# Task description
Return the count of lines that hold the string "Output", with no other words.

# Entries
******

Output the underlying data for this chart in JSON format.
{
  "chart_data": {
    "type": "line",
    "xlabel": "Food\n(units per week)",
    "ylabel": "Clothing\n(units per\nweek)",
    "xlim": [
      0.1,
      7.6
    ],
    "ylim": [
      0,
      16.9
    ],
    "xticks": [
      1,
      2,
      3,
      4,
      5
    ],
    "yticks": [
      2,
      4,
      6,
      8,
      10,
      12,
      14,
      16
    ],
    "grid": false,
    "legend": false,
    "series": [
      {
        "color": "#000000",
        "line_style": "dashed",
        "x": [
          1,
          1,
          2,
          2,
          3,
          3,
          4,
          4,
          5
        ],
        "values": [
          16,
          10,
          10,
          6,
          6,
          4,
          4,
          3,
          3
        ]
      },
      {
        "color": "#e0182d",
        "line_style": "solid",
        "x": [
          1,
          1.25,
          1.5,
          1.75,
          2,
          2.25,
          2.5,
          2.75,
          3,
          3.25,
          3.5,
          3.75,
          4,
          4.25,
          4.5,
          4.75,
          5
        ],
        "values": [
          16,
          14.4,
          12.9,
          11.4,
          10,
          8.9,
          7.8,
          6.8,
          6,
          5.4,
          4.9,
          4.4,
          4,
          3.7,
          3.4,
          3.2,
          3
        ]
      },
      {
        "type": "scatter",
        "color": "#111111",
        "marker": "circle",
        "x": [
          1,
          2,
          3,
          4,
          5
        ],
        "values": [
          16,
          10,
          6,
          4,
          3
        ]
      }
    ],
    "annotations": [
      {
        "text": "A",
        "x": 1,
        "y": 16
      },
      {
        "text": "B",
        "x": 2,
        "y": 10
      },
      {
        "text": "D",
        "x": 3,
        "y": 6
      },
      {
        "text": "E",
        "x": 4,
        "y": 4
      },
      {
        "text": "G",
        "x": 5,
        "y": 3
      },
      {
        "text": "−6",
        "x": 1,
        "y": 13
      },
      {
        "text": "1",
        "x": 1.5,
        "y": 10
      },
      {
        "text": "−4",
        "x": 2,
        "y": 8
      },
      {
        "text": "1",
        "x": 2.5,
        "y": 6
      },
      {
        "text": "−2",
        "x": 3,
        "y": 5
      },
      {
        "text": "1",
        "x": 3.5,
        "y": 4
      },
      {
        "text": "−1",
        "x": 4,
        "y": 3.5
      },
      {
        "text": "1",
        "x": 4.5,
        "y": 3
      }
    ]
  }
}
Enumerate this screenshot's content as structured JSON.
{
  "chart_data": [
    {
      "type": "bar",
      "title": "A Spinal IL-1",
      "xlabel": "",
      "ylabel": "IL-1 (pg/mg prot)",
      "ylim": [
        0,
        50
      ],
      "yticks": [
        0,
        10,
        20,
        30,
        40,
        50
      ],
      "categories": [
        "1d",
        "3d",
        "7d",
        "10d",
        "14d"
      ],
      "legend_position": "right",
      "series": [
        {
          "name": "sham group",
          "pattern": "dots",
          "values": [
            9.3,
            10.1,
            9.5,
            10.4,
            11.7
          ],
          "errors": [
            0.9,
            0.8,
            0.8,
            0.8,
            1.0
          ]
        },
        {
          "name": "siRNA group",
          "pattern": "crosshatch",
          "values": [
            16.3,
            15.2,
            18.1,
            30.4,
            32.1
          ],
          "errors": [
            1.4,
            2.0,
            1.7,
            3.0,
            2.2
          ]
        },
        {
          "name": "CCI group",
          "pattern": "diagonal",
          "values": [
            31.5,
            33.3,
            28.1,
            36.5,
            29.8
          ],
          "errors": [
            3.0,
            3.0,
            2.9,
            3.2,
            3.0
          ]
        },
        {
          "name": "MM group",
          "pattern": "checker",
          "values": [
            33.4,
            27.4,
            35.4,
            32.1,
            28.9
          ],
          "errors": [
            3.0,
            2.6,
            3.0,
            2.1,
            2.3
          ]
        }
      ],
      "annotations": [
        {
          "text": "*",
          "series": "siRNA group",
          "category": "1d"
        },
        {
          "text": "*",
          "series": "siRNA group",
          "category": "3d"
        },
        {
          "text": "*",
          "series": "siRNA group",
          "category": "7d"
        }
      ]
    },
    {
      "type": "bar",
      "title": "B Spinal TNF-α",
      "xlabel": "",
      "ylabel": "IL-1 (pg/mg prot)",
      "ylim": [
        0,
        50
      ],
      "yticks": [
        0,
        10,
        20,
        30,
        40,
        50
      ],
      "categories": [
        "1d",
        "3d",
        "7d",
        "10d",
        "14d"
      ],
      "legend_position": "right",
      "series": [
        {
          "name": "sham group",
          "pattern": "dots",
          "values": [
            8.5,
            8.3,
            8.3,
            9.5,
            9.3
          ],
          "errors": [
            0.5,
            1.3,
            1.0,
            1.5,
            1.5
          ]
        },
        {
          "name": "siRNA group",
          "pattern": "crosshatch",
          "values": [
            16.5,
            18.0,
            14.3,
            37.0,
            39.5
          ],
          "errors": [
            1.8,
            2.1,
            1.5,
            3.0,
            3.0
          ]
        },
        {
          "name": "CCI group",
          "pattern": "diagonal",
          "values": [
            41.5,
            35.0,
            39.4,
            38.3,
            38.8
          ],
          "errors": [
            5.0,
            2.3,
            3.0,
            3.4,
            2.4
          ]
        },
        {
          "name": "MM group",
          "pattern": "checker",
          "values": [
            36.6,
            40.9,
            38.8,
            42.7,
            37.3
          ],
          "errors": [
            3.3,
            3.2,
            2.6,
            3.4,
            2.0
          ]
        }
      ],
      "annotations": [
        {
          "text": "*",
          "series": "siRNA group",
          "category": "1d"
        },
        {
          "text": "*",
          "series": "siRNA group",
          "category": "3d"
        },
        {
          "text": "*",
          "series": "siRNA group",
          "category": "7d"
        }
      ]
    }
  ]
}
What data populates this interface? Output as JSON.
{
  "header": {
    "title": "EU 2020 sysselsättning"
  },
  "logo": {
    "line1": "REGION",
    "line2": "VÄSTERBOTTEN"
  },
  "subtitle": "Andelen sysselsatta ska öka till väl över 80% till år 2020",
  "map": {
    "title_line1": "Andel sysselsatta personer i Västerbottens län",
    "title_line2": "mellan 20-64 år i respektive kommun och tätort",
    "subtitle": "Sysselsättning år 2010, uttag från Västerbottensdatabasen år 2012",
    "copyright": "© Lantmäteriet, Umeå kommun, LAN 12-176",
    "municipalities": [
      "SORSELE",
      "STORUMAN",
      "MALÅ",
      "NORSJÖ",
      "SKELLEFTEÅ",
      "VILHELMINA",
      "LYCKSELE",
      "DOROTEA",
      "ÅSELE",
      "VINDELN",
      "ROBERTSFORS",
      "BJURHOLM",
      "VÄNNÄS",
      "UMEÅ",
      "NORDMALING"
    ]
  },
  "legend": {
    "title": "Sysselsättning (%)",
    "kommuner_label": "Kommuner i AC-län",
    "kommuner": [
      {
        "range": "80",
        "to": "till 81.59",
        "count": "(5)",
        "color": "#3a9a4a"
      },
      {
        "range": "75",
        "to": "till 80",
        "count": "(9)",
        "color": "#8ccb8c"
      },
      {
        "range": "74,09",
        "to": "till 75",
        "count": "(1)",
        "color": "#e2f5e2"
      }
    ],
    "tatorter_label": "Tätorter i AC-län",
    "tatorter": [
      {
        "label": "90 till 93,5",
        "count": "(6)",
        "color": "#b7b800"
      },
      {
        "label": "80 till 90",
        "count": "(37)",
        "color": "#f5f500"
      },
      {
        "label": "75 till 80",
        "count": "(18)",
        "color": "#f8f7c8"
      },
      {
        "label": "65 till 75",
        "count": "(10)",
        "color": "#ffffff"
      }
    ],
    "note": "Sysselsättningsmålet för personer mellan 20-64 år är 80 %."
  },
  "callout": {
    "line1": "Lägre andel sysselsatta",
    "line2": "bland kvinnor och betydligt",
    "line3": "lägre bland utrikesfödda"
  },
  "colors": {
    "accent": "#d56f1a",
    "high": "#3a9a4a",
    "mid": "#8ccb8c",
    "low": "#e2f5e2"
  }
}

******

# The response
2